▶ Stored items from a collection:
--*--

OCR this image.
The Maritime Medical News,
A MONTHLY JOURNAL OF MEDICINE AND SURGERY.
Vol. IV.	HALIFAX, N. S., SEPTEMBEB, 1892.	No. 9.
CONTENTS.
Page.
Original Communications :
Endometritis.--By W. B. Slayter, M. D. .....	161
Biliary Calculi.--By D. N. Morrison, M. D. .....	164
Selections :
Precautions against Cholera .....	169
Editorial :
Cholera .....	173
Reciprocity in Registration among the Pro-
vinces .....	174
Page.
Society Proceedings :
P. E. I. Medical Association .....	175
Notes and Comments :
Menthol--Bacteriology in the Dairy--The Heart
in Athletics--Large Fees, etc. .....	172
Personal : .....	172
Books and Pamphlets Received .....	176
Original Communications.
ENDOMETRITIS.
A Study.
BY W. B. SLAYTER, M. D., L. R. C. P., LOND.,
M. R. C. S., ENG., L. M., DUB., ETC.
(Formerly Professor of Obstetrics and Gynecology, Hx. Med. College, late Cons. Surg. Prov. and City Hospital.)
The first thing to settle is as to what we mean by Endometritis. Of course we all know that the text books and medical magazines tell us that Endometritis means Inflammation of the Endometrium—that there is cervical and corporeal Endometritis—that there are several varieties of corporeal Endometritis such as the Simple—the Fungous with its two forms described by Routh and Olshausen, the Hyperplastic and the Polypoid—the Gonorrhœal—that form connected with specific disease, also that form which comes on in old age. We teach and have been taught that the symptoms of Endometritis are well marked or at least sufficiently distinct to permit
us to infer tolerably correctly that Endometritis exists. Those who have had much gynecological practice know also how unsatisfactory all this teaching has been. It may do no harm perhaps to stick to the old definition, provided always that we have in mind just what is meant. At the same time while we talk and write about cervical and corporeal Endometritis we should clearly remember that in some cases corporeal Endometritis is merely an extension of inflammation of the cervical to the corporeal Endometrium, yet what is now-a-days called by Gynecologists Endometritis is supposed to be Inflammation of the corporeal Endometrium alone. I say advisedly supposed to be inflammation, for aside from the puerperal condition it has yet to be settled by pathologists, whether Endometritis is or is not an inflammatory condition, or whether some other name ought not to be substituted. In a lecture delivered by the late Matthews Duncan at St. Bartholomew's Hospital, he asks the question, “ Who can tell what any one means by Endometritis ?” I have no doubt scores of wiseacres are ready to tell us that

--*--

▶ Task description: Go through the data and retype all of it exactly.

▶ Final answer:
OCR this image.
The Maritime Medical News,
A MONTHLY JOURNAL OF MEDICINE AND SURGERY.
Vol. IV.	HALIFAX, N. S., SEPTEMBEB, 1892.	No. 9.
CONTENTS.
Page.
Original Communications :
Endometritis.--By W. B. Slayter, M. D. .....	161
Biliary Calculi.--By D. N. Morrison, M. D. .....	164
Selections :
Precautions against Cholera .....	169
Editorial :
Cholera .....	173
Reciprocity in Registration among the Pro-
vinces .....	174
Page.
Society Proceedings :
P. E. I. Medical Association .....	175
Notes and Comments :
Menthol--Bacteriology in the Dairy--The Heart
in Athletics--Large Fees, etc. .....	172
Personal : .....	172
Books and Pamphlets Received .....	176
Original Communications.
ENDOMETRITIS.
A Study.
BY W. B. SLAYTER, M. D., L. R. C. P., LOND.,
M. R. C. S., ENG., L. M., DUB., ETC.
(Formerly Professor of Obstetrics and Gynecology, Hx. Med. College, late Cons. Surg. Prov. and City Hospital.)
The first thing to settle is as to what we mean by Endometritis. Of course we all know that the text books and medical magazines tell us that Endometritis means Inflammation of the Endometrium—that there is cervical and corporeal Endometritis—that there are several varieties of corporeal Endometritis such as the Simple—the Fungous with its two forms described by Routh and Olshausen, the Hyperplastic and the Polypoid—the Gonorrhœal—that form connected with specific disease, also that form which comes on in old age. We teach and have been taught that the symptoms of Endometritis are well marked or at least sufficiently distinct to permit
us to infer tolerably correctly that Endometritis exists. Those who have had much gynecological practice know also how unsatisfactory all this teaching has been. It may do no harm perhaps to stick to the old definition, provided always that we have in mind just what is meant. At the same time while we talk and write about cervical and corporeal Endometritis we should clearly remember that in some cases corporeal Endometritis is merely an extension of inflammation of the cervical to the corporeal Endometrium, yet what is now-a-days called by Gynecologists Endometritis is supposed to be Inflammation of the corporeal Endometrium alone. I say advisedly supposed to be inflammation, for aside from the puerperal condition it has yet to be settled by pathologists, whether Endometritis is or is not an inflammatory condition, or whether some other name ought not to be substituted. In a lecture delivered by the late Matthews Duncan at St. Bartholomew's Hospital, he asks the question, “ Who can tell what any one means by Endometritis ?” I have no doubt scores of wiseacres are ready to tell us that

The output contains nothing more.